»»

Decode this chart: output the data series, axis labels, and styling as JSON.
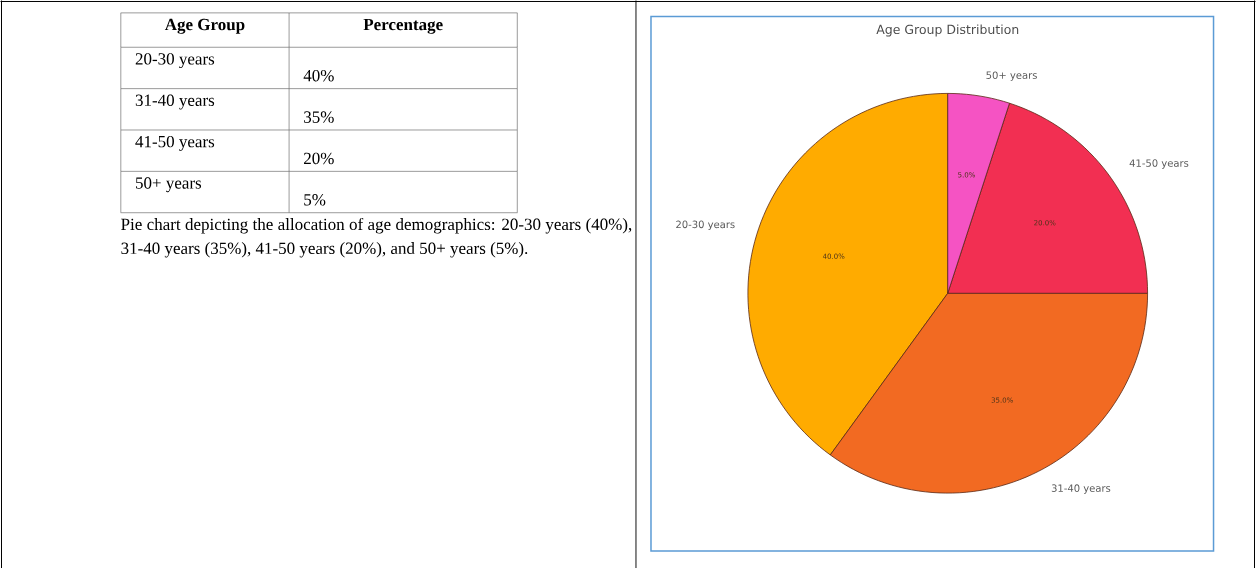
{
  "chart_data": [
    {
      "type": "other",
      "xlabel": "Age Group",
      "ylabel": "Percentage",
      "categories": [
        "20-30 years",
        "31-40 years",
        "41-50 years",
        "50+ years"
      ],
      "value_labels": [
        "40%",
        "35%",
        "20%",
        "5%"
      ],
      "annotations": [
        "Pie chart depicting the allocation of age demographics: 20-30 years (40%), 31-40 years (35%), 41-50 years (20%), and 50+ years (5%)."
      ]
    },
    {
      "type": "pie",
      "title": "Age Group Distribution",
      "categories": [
        "20-30 years",
        "31-40 years",
        "41-50 years",
        "50+ years"
      ],
      "values": [
        40,
        35,
        20,
        5
      ],
      "colors": [
        "#ffab00",
        "#f26a22",
        "#f22f52",
        "#f553c3"
      ],
      "value_labels": [
        "40.0%",
        "35.0%",
        "20.0%",
        "5.0%"
      ]
    }
  ]
}
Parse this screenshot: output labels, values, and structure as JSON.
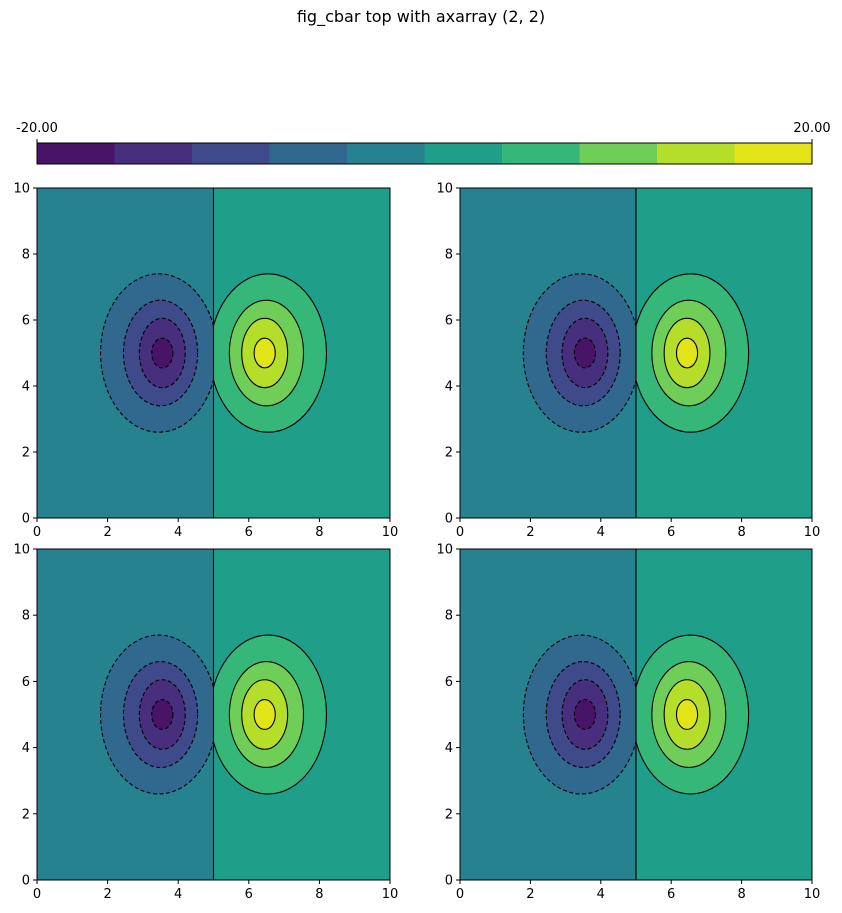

««

• **Set exercise**: Each record above should be copied character for character, with pictures dropped.

• **Result**:
Decode this chart: output the data series, axis labels, and styling as JSON.
{
  "chart_data": [
    {
      "type": "other",
      "xlabel": "Age Group",
      "ylabel": "Percentage",
      "categories": [
        "20-30 years",
        "31-40 years",
        "41-50 years",
        "50+ years"
      ],
      "value_labels": [
        "40%",
        "35%",
        "20%",
        "5%"
      ],
      "annotations": [
        "Pie chart depicting the allocation of age demographics: 20-30 years (40%), 31-40 years (35%), 41-50 years (20%), and 50+ years (5%)."
      ]
    },
    {
      "type": "pie",
      "title": "Age Group Distribution",
      "categories": [
        "20-30 years",
        "31-40 years",
        "41-50 years",
        "50+ years"
      ],
      "values": [
        40,
        35,
        20,
        5
      ],
      "colors": [
        "#ffab00",
        "#f26a22",
        "#f22f52",
        "#f553c3"
      ],
      "value_labels": [
        "40.0%",
        "35.0%",
        "20.0%",
        "5.0%"
      ]
    }
  ]
}
Parse this screenshot: output labels, values, and structure as JSON.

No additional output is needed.